Extracted records:
[start]
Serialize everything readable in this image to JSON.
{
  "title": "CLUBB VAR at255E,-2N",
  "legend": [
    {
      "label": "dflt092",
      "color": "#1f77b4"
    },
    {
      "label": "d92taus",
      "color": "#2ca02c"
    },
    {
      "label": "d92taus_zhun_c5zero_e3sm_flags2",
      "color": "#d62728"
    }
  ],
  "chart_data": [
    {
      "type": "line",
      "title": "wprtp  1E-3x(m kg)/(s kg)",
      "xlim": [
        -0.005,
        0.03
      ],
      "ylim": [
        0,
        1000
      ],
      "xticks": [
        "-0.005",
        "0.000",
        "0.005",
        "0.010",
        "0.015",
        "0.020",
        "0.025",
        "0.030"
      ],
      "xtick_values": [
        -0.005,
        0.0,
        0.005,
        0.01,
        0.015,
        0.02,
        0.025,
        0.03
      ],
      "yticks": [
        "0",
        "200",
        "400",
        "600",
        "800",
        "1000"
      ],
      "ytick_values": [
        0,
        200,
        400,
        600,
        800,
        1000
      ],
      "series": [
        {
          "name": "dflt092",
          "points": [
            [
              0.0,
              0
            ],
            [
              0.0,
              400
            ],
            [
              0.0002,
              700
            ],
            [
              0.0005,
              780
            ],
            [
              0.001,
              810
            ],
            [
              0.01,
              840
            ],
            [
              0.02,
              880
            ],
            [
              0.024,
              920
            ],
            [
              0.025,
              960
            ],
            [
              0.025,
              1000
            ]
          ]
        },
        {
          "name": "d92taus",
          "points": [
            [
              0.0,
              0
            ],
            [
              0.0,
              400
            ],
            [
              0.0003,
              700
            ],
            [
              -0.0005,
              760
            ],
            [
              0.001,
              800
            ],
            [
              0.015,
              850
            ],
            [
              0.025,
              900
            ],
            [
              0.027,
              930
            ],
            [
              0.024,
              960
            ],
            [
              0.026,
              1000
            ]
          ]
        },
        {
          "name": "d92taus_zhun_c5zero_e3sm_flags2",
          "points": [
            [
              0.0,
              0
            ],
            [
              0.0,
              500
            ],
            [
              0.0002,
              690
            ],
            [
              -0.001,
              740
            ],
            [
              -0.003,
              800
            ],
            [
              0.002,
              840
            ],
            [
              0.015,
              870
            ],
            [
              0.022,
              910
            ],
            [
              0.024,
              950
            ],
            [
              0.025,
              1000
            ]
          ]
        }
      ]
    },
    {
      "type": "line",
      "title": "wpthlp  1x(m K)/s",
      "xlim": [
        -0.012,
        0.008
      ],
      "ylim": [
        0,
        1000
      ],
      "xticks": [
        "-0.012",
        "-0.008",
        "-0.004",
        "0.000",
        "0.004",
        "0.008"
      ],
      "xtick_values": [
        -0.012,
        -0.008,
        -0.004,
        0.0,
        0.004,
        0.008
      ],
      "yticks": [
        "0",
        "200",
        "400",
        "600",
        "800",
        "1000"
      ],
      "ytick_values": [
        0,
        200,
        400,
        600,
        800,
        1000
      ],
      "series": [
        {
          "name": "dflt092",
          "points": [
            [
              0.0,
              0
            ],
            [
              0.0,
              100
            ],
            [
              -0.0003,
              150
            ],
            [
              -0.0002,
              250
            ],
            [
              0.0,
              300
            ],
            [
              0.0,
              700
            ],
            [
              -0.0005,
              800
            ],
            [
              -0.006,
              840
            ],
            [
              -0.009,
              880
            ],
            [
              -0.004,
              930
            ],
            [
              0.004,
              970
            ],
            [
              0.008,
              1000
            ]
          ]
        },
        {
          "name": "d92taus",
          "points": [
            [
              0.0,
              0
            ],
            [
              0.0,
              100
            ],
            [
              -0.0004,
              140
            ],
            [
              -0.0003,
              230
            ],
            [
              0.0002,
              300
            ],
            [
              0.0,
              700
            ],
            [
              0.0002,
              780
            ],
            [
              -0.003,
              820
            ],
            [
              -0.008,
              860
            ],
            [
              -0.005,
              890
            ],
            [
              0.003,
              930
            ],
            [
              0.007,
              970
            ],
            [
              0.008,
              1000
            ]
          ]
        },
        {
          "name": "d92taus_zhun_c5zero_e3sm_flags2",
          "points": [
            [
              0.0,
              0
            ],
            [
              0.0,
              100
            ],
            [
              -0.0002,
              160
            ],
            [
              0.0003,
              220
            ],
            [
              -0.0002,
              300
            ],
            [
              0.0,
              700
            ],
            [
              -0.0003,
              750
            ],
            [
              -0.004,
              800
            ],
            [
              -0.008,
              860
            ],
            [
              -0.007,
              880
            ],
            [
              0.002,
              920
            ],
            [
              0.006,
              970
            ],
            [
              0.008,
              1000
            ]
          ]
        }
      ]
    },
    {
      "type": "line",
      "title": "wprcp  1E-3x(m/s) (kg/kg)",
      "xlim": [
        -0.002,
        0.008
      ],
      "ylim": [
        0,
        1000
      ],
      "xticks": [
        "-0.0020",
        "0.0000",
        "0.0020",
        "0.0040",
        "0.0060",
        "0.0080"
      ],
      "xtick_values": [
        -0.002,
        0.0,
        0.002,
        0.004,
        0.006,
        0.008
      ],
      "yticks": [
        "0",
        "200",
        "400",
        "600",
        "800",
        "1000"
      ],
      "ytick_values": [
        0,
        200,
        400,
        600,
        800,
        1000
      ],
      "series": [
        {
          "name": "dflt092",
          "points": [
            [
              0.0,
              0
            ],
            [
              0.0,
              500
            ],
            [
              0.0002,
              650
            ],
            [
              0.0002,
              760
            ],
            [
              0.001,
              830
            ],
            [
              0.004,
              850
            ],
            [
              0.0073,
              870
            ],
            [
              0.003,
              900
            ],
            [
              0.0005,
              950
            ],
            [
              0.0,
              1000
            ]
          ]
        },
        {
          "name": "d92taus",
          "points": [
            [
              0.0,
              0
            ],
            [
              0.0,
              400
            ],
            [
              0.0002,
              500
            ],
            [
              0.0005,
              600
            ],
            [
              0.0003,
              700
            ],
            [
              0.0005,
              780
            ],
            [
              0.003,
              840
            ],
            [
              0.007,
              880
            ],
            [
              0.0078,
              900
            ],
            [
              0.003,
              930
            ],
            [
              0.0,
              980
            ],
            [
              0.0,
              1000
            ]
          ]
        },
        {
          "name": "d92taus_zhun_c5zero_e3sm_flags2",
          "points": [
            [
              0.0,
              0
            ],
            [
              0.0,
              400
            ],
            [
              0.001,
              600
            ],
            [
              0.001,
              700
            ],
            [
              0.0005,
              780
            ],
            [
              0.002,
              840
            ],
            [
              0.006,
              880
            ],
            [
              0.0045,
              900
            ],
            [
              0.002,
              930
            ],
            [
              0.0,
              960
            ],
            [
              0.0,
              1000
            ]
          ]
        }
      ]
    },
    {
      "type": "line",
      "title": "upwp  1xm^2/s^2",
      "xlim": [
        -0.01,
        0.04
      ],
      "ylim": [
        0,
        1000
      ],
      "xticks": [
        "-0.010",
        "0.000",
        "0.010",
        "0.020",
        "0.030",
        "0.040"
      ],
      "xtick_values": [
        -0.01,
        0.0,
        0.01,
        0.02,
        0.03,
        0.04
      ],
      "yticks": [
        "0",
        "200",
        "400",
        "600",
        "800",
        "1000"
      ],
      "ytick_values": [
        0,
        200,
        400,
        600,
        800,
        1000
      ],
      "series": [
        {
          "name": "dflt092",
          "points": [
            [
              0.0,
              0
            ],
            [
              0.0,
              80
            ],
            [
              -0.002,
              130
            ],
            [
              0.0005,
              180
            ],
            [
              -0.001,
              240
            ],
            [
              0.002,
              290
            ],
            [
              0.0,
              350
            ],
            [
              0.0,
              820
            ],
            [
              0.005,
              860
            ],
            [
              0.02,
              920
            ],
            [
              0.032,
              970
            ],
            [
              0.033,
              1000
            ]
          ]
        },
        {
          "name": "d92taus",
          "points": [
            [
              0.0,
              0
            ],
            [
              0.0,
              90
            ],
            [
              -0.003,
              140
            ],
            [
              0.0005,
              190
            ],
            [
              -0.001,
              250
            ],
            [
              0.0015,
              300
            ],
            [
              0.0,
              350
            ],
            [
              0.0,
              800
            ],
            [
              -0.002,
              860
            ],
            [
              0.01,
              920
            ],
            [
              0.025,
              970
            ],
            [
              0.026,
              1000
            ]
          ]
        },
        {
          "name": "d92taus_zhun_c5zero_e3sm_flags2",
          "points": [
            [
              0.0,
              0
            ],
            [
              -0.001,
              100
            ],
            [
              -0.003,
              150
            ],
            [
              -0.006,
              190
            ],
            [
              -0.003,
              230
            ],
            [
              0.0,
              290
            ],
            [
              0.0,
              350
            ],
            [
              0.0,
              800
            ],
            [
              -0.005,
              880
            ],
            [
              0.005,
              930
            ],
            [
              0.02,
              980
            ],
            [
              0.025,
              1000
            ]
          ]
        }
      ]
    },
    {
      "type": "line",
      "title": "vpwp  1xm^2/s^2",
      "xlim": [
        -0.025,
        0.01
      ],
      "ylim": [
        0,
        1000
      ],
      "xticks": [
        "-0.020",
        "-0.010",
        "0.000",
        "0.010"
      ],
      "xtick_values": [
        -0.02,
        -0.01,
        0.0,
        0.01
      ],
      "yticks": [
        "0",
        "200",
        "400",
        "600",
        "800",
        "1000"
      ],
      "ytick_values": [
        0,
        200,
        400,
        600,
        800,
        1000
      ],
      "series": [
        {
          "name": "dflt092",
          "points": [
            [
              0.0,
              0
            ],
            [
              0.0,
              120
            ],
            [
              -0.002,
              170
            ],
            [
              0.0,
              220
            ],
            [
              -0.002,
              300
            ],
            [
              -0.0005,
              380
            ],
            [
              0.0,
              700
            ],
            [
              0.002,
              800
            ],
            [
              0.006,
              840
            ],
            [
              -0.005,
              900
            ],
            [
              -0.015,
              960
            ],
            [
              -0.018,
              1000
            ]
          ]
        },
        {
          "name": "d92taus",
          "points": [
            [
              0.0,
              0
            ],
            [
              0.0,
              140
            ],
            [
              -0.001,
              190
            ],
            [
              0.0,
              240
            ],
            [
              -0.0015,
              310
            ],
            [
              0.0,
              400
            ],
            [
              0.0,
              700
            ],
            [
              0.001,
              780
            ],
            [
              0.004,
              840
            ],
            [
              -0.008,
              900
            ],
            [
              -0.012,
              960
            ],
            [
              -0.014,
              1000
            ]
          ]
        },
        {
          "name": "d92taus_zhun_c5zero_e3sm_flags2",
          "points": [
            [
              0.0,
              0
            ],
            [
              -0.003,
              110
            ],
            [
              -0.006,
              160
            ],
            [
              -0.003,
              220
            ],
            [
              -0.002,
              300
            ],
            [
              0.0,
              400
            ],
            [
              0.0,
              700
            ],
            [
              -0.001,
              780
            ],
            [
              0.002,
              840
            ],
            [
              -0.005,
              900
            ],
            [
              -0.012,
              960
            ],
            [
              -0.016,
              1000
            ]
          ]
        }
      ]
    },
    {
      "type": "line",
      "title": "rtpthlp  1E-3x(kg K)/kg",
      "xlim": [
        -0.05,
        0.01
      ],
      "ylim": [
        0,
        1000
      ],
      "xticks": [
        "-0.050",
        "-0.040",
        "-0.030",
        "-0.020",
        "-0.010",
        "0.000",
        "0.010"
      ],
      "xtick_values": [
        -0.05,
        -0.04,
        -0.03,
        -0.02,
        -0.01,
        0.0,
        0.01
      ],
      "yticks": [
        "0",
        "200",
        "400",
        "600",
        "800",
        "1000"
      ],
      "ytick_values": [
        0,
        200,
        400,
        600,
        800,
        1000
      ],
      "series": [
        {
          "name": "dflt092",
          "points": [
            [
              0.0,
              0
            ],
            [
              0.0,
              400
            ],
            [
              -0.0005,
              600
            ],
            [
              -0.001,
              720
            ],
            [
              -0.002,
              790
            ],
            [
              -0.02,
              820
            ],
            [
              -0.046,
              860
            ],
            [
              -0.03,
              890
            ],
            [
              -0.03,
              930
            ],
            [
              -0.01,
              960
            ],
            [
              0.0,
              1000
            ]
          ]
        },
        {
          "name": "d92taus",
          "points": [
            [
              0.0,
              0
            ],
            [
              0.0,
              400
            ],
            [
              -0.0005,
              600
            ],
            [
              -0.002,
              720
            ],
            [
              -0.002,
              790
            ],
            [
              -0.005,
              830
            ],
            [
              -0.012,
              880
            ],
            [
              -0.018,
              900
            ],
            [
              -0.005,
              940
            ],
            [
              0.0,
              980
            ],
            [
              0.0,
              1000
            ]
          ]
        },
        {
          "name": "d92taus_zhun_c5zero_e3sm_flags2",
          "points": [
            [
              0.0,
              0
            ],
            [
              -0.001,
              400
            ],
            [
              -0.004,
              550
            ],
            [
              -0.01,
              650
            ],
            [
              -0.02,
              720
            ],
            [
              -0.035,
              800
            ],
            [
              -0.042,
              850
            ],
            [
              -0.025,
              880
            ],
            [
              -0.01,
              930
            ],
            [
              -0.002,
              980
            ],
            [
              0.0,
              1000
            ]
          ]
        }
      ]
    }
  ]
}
[end]
Task details: Find all lines where the word "title" appears. Copy them.

Finished task:
  "title": "CLUBB VAR at255E,-2N",
      "title": "wprtp  1E-3x(m kg)/(s kg)",
      "title": "wpthlp  1x(m K)/s",
      "title": "wprcp  1E-3x(m/s) (kg/kg)",
      "title": "upwp  1xm^2/s^2",
      "title": "vpwp  1xm^2/s^2",
      "title": "rtpthlp  1E-3x(kg K)/kg",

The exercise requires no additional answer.